[start of Listed entries]

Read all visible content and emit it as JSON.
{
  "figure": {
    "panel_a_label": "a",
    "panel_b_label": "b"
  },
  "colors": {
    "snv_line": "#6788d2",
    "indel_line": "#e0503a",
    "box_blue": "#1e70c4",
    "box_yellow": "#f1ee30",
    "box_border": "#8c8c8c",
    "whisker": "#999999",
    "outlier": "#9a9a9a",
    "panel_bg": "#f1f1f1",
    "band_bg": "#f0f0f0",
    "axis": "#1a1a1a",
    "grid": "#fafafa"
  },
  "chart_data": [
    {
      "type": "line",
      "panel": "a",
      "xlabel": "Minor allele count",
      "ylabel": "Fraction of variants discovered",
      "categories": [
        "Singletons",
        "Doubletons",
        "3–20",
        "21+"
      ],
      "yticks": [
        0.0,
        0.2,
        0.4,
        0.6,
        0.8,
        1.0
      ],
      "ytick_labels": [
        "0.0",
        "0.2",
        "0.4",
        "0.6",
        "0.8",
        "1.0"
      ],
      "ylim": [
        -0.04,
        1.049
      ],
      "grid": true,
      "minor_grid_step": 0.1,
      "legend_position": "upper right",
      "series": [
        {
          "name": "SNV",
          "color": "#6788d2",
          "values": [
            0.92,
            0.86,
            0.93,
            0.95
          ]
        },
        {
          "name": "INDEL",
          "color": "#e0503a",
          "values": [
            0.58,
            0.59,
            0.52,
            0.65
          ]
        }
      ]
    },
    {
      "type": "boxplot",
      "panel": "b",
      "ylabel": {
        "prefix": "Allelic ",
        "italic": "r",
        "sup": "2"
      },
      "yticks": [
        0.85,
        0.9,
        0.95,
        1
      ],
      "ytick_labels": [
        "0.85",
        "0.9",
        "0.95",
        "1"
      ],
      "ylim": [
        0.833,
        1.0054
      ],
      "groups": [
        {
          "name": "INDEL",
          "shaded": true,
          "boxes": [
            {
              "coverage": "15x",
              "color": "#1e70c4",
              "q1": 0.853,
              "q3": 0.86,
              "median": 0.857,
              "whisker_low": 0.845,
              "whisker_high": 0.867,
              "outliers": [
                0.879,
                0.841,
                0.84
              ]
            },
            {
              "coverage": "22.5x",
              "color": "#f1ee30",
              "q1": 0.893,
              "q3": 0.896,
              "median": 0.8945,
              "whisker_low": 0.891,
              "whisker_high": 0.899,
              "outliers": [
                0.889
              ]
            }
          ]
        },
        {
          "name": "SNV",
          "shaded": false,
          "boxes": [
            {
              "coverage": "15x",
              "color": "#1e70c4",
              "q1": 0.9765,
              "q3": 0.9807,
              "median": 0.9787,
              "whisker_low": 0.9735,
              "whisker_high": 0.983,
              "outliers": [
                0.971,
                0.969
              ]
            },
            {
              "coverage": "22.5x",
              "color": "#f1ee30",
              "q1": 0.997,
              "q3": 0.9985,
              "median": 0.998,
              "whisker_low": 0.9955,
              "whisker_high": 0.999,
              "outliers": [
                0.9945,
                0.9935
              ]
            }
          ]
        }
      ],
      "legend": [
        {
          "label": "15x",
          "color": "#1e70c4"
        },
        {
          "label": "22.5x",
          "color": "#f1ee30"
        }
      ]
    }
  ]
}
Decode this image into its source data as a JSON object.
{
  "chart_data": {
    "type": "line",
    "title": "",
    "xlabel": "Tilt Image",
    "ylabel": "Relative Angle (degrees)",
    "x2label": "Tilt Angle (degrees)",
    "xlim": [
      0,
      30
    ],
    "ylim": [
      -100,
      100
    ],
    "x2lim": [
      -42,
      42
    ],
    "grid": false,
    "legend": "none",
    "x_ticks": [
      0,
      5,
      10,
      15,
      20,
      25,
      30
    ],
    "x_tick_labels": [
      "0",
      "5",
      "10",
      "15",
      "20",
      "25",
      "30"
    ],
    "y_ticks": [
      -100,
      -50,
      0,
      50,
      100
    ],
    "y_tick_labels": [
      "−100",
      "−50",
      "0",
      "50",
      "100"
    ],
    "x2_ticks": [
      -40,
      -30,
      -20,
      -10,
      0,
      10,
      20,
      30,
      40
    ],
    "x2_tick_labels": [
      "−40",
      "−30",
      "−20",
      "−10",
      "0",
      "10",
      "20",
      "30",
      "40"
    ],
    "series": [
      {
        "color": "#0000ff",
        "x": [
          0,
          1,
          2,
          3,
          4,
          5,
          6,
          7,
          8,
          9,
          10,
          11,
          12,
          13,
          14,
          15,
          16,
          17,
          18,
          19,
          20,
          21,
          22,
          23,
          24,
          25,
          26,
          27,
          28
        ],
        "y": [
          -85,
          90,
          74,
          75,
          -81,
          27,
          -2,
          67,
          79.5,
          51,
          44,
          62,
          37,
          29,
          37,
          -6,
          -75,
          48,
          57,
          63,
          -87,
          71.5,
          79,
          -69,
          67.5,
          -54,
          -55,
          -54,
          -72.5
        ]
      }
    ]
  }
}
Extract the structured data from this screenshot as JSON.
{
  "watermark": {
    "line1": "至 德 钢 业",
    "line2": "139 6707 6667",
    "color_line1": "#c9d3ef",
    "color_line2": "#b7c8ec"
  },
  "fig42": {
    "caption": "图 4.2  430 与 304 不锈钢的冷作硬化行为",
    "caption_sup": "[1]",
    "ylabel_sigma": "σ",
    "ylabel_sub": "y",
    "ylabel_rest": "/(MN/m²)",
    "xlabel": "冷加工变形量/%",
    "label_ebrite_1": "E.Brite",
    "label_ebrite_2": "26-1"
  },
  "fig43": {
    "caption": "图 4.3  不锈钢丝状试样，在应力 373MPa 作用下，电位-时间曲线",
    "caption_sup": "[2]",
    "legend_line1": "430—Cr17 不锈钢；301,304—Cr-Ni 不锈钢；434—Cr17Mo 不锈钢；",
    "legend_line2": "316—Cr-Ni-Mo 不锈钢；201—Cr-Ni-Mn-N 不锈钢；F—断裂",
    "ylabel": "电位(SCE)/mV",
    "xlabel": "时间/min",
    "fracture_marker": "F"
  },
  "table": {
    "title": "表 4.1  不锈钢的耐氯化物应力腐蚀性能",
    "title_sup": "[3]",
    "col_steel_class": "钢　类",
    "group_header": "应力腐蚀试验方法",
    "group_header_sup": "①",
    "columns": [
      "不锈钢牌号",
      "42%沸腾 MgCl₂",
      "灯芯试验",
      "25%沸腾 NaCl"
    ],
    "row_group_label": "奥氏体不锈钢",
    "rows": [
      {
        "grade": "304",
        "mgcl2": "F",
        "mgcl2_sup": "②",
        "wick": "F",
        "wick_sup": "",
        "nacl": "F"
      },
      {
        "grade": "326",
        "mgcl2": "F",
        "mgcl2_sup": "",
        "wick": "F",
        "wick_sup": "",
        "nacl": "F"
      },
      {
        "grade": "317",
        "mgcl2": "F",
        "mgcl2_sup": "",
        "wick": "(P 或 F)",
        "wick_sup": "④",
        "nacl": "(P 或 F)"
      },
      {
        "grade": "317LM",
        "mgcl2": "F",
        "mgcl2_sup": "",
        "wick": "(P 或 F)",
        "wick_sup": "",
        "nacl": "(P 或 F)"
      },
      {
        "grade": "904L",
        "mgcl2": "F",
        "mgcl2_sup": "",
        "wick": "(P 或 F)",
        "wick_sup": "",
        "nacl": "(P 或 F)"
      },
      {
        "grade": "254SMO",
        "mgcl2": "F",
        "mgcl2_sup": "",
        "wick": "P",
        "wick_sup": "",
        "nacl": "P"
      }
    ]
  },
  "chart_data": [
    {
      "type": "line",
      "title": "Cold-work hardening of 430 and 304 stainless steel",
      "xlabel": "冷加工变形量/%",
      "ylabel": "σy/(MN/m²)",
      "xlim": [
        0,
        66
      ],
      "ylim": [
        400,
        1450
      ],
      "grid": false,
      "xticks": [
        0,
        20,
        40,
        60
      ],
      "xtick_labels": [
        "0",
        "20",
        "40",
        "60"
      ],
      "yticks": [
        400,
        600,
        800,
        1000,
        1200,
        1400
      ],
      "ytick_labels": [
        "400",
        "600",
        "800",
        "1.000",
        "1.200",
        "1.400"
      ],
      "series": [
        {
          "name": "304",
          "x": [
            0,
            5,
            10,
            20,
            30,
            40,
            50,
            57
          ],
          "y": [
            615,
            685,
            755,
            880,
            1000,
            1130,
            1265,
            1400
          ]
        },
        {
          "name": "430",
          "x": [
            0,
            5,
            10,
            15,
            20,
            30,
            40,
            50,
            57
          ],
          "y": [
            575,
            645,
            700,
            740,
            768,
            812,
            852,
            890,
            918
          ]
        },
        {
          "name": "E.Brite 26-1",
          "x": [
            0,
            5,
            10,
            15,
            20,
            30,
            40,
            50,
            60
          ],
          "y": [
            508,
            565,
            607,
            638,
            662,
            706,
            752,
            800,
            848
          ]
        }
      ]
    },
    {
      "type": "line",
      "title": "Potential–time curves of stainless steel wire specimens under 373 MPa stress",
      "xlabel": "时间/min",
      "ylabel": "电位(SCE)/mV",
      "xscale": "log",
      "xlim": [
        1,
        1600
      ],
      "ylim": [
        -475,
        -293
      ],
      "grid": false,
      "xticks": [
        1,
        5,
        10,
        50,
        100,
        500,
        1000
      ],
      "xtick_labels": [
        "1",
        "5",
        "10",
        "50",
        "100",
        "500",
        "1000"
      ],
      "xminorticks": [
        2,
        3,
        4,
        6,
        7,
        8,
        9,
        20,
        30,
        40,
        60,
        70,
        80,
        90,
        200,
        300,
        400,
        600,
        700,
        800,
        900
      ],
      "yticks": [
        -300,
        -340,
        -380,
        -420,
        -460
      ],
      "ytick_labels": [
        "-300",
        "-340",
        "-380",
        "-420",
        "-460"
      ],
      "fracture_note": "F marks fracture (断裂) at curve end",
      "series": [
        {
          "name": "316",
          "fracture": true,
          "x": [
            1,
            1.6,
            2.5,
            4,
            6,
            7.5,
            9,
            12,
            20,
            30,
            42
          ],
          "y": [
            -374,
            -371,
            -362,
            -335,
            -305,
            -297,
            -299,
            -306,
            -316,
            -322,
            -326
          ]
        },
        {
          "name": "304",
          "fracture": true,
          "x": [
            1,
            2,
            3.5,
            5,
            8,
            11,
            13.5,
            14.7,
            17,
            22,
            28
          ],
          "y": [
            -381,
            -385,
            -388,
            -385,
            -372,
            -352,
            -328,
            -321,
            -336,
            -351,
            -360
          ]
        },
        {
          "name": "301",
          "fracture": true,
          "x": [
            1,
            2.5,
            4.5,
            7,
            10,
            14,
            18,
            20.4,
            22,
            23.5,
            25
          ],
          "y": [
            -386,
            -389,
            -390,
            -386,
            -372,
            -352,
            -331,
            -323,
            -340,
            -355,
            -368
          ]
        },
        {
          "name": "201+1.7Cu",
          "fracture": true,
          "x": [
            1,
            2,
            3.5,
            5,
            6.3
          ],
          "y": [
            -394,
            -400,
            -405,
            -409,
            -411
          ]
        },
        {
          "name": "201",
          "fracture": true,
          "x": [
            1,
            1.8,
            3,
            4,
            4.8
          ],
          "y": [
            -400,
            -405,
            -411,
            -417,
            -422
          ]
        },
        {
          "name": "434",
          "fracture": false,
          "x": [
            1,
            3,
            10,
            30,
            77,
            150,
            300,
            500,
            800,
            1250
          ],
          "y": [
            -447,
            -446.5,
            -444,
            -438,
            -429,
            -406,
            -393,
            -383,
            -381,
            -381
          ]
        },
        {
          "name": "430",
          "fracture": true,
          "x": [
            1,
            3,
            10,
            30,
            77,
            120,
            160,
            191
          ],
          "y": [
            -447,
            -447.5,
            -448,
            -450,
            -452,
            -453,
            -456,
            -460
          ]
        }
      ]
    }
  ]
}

[end of Listed entries]

→ **Given problem**
Pick out each line containing "median" and report it.

→ **Result of the exercise**
              "median": 0.857,
              "median": 0.8945,
              "median": 0.9787,
              "median": 0.998,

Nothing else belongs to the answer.